▸ **TASK DETAILS**
Collect every line below that contains the word "available".
※ ※ ※
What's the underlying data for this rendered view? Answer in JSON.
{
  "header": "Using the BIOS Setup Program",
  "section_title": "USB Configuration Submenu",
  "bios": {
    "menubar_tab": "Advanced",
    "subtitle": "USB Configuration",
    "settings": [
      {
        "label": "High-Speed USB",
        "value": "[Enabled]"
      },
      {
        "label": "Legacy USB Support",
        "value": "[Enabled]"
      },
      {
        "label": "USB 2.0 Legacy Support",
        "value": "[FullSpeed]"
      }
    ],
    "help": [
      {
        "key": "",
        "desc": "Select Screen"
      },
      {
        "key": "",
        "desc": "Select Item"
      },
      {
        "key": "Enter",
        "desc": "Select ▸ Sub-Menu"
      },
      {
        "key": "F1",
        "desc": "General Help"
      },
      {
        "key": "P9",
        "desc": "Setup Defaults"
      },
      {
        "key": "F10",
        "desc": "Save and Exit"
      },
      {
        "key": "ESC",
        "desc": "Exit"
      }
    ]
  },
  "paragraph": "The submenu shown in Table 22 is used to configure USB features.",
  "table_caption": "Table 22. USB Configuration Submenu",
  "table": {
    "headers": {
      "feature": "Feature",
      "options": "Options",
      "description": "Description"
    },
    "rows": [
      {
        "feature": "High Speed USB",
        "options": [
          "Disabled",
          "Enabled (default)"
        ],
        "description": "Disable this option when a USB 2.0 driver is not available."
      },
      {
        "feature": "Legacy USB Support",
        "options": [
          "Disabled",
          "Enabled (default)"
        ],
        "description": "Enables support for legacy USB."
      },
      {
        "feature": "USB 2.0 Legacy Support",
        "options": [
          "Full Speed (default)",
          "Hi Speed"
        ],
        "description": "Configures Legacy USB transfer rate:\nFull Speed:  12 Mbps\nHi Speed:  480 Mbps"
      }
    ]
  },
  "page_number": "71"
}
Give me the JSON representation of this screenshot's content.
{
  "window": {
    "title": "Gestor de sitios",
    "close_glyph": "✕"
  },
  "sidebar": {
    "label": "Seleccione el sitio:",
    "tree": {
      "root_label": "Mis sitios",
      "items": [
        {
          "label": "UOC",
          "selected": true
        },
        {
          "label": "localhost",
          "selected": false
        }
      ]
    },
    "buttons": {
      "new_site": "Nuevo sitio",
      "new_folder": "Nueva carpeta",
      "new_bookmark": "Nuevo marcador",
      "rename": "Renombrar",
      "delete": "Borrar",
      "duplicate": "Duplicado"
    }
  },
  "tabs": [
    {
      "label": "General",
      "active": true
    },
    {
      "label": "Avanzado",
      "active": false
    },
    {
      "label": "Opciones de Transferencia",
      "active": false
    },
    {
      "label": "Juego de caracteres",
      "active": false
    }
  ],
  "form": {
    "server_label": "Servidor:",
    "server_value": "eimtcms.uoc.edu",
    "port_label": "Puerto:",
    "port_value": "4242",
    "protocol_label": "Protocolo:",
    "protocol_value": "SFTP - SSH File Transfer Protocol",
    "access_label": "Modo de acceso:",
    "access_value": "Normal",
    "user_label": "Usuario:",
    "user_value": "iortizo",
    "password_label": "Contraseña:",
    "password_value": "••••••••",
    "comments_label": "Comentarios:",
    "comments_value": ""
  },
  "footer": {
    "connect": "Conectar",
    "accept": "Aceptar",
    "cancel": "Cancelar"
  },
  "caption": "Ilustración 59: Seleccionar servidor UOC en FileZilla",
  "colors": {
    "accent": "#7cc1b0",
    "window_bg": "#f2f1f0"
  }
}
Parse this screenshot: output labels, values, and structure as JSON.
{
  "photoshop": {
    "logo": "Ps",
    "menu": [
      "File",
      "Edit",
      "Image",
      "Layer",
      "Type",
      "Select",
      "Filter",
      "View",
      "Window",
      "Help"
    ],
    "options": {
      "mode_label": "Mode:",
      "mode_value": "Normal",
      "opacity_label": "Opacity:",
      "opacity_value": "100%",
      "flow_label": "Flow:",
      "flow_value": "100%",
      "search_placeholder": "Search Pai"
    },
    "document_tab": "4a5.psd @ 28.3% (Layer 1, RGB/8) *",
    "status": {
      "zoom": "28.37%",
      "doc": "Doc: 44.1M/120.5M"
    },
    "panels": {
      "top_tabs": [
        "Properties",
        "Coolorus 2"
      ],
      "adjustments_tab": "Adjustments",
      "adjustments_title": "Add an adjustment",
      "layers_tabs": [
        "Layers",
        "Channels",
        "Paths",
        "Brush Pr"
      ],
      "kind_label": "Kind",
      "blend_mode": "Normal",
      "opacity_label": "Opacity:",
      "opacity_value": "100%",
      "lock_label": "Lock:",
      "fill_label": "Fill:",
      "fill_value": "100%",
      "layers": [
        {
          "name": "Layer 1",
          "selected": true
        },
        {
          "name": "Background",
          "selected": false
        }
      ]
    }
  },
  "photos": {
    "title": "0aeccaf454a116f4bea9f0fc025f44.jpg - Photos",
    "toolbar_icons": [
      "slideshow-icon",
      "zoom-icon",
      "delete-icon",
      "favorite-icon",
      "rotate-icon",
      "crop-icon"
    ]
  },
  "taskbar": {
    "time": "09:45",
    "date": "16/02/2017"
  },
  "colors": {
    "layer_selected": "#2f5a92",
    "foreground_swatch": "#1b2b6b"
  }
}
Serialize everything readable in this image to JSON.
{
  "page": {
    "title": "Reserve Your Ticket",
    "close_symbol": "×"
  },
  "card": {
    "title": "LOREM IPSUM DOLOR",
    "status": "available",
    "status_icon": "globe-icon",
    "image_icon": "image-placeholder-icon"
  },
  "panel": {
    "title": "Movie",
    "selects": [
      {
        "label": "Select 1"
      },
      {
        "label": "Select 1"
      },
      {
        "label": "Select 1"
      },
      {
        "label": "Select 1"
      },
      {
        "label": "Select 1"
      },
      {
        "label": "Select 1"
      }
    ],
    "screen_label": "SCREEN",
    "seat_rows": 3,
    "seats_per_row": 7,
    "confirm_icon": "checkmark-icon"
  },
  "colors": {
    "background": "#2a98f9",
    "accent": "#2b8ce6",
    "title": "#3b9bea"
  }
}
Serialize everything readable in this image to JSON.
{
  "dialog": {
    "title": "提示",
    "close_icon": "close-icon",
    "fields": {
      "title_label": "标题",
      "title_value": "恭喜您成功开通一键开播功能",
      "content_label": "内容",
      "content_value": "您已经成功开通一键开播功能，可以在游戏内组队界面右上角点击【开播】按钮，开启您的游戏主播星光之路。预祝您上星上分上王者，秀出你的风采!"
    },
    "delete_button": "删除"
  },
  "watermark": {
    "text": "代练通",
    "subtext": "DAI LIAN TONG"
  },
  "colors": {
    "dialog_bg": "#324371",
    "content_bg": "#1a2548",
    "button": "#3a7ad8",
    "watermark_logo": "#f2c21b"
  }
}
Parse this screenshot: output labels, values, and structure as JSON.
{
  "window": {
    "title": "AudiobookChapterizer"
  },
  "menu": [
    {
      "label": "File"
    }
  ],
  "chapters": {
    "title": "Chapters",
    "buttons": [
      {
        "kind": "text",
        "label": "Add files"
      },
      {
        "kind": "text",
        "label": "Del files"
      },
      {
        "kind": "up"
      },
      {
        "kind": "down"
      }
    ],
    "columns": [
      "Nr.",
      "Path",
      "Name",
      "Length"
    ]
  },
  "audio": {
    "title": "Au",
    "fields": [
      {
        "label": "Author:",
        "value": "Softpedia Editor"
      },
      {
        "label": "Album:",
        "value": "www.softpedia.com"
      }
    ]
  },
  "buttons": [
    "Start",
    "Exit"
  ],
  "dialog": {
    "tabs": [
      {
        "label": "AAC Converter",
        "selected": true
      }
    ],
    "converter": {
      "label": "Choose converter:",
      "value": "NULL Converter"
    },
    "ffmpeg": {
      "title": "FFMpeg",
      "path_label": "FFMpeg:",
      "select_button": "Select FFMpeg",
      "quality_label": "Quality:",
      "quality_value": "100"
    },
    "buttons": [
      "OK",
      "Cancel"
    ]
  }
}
※ ※ ※
▸ **FULL OUTPUT**
        "description": "Disable this option when a USB 2.0 driver is not available."
    "status": "available",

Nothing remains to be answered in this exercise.